» **Exercise requirements**
Count, in the entries, the lines with "true". Answer with the number only.

(Data extracted from a collection)
— begin —

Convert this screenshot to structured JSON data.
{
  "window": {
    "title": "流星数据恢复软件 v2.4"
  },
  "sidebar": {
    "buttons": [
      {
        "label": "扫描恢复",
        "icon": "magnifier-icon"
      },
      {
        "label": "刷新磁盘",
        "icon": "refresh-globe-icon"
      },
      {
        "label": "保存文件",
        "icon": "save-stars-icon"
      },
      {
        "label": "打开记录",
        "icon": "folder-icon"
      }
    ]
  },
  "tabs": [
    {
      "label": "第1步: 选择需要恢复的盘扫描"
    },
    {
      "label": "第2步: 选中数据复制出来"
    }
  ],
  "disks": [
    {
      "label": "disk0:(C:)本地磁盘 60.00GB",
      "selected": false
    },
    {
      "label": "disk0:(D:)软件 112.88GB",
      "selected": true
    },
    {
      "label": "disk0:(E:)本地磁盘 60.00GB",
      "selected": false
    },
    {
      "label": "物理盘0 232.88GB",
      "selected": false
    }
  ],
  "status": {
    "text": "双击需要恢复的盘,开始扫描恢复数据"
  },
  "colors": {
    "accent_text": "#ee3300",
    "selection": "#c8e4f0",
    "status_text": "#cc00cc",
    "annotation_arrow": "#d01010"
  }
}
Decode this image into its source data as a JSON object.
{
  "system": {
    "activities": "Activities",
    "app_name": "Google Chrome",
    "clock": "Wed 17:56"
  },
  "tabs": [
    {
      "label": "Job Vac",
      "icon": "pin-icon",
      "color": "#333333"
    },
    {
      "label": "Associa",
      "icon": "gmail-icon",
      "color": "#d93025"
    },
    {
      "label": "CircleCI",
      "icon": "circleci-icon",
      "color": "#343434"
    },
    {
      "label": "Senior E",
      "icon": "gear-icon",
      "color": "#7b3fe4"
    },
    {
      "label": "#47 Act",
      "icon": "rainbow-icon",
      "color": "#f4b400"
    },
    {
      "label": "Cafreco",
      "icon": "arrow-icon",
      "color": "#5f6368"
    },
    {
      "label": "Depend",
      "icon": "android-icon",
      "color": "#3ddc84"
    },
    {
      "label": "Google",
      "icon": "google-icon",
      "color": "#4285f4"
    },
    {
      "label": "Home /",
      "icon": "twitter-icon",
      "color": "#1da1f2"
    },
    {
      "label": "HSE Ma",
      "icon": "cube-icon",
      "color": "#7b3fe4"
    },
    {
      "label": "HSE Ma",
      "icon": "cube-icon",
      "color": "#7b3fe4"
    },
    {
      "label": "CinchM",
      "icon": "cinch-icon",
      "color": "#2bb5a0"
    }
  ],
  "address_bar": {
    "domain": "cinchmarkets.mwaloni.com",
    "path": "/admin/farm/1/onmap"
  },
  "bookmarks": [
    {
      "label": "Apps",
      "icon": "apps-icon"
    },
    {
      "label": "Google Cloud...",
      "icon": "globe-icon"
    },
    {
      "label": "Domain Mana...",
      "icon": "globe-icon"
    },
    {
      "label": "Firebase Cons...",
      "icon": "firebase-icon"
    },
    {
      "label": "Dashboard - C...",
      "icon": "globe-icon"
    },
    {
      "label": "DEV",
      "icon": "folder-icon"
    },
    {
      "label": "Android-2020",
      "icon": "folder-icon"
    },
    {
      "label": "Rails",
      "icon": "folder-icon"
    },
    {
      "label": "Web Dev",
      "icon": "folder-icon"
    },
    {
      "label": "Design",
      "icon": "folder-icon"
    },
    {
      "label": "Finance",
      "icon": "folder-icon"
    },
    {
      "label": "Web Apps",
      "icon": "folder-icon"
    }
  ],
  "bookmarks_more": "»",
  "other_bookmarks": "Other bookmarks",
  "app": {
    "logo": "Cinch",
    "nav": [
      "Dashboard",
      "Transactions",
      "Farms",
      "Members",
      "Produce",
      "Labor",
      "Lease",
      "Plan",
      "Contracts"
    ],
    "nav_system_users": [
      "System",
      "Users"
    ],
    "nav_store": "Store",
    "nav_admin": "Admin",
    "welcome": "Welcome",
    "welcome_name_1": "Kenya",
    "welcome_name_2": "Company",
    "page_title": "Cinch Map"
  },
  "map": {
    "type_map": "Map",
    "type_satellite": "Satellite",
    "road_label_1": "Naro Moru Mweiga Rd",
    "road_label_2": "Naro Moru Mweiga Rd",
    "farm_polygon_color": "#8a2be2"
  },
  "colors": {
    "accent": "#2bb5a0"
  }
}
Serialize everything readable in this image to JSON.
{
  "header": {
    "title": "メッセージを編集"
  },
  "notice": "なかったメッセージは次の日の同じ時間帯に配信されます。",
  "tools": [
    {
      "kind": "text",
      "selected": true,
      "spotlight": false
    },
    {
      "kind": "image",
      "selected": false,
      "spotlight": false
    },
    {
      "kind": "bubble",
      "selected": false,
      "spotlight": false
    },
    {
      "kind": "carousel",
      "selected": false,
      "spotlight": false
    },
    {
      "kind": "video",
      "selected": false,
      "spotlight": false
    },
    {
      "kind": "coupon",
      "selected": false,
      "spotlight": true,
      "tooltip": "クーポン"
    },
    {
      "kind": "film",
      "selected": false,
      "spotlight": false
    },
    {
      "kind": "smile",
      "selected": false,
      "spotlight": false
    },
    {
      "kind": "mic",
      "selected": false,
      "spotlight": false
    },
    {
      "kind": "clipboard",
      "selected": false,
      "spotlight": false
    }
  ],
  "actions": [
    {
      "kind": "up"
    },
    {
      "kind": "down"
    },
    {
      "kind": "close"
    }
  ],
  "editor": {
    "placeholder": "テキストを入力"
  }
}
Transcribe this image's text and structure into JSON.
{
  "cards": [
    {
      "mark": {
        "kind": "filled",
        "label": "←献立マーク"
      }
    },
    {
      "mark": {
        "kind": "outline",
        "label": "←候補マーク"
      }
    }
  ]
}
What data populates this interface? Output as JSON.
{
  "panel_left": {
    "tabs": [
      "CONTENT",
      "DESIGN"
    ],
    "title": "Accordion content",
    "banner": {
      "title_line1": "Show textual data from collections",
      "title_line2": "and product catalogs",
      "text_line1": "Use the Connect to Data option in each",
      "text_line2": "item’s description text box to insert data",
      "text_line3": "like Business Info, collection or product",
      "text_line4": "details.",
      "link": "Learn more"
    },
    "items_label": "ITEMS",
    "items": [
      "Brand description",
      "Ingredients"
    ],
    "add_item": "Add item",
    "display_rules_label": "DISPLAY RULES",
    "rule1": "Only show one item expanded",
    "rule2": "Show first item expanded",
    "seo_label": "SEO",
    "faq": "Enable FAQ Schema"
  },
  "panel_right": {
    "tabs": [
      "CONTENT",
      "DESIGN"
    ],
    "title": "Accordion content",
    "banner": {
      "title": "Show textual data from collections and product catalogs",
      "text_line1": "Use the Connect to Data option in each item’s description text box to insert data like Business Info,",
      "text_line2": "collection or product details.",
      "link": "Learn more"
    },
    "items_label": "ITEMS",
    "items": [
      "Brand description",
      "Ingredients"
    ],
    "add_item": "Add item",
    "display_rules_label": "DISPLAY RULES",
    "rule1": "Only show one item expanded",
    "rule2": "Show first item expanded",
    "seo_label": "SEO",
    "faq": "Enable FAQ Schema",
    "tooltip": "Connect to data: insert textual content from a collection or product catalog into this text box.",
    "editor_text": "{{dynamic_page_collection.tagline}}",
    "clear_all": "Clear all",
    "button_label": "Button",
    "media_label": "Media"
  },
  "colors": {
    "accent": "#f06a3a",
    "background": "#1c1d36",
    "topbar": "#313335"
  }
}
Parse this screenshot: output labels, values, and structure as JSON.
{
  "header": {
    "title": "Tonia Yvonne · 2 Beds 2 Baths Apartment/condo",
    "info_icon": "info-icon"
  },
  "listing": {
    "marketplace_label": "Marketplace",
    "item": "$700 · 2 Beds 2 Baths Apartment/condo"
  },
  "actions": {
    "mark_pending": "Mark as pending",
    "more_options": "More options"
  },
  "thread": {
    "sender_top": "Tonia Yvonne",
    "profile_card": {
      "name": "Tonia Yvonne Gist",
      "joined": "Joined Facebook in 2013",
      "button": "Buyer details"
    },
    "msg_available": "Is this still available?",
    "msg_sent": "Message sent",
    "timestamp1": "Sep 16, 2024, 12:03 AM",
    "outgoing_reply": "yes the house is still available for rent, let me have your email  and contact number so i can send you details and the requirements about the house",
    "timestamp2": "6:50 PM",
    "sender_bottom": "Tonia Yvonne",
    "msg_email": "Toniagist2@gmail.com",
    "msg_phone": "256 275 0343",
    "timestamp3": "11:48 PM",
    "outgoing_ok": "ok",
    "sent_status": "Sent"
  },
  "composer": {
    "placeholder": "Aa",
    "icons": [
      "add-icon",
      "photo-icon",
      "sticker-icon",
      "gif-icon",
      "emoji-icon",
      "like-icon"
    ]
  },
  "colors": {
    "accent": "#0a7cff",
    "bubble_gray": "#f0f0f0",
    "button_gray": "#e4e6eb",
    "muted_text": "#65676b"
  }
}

— end —

» **Full solution**
3